- Given instruction: Search the material below for the string "lead" and list each line that holds it.
━━ Exercise input
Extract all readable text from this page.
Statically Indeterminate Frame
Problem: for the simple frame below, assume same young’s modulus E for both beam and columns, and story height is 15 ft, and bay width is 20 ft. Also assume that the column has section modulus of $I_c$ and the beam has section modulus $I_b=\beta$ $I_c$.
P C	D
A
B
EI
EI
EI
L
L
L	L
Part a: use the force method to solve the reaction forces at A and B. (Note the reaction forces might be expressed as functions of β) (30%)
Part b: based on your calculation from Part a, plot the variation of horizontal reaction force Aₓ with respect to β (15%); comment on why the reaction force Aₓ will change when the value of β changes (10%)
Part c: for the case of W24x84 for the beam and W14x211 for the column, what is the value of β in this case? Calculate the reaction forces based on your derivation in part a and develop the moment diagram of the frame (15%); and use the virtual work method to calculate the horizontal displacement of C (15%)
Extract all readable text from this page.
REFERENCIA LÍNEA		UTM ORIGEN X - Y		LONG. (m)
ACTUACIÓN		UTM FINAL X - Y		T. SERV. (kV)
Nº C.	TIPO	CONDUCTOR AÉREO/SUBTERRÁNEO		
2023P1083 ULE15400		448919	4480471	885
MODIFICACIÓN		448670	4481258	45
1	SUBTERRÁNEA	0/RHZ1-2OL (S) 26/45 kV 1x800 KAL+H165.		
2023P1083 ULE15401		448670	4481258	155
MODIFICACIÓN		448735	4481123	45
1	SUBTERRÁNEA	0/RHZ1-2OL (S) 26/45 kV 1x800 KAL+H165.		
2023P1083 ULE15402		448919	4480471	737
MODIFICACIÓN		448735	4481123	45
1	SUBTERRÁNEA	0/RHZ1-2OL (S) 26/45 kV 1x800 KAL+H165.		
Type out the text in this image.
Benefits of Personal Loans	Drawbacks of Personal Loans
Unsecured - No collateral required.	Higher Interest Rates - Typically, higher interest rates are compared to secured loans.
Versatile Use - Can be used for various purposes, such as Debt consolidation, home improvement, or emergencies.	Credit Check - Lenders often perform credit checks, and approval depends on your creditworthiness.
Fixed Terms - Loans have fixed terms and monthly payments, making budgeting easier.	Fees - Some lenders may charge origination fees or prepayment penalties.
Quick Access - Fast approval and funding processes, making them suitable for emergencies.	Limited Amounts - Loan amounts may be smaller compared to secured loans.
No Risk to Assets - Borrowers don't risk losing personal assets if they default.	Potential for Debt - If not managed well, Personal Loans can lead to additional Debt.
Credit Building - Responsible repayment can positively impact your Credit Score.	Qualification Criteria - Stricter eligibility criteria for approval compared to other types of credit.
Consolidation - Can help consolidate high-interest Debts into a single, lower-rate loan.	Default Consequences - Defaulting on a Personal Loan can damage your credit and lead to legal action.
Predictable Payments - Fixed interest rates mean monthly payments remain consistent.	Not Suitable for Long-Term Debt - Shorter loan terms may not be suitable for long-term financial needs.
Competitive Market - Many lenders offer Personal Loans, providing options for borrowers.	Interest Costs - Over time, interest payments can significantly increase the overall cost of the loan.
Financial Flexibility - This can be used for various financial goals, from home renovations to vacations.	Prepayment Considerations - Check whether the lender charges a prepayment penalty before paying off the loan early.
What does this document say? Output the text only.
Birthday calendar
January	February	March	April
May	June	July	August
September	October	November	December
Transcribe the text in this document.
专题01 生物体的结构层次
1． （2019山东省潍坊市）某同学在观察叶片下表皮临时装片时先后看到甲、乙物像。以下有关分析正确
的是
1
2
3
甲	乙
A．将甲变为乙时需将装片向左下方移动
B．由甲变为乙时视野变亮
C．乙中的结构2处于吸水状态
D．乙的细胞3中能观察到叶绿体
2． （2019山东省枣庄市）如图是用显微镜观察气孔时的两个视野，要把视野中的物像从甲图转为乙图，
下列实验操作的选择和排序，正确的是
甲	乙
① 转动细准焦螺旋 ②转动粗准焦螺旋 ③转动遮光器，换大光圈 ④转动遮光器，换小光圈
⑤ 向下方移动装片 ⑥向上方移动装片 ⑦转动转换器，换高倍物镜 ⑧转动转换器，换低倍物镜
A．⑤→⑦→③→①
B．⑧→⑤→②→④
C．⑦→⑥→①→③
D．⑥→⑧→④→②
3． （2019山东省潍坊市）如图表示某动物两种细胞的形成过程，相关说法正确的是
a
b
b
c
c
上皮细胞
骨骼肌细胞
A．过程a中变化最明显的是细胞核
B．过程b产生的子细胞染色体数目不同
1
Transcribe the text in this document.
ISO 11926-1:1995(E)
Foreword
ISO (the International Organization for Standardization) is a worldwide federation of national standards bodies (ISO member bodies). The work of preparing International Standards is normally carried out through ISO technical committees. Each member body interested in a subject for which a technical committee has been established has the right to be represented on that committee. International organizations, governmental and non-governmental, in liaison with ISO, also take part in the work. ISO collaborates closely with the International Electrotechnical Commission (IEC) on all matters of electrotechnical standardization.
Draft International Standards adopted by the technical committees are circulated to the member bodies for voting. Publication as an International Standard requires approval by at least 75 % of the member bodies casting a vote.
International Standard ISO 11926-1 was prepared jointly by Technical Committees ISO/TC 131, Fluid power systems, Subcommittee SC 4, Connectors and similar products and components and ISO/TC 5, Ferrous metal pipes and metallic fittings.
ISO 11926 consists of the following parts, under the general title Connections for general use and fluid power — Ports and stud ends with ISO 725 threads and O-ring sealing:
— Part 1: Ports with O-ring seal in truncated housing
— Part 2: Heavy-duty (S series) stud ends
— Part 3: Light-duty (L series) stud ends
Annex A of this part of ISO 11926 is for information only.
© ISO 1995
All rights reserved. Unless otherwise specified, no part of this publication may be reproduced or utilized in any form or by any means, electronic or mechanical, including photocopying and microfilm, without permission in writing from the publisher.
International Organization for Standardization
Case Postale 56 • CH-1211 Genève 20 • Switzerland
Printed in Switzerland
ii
━━━━
- Completed exercise:
No Risk to Assets - Borrowers don't risk losing personal assets if they default.	Potential for Debt - If not managed well, Personal Loans can lead to additional Debt.
Consolidation - Can help consolidate high-interest Debts into a single, lower-rate loan.	Default Consequences - Defaulting on a Personal Loan can damage your credit and lead to legal action.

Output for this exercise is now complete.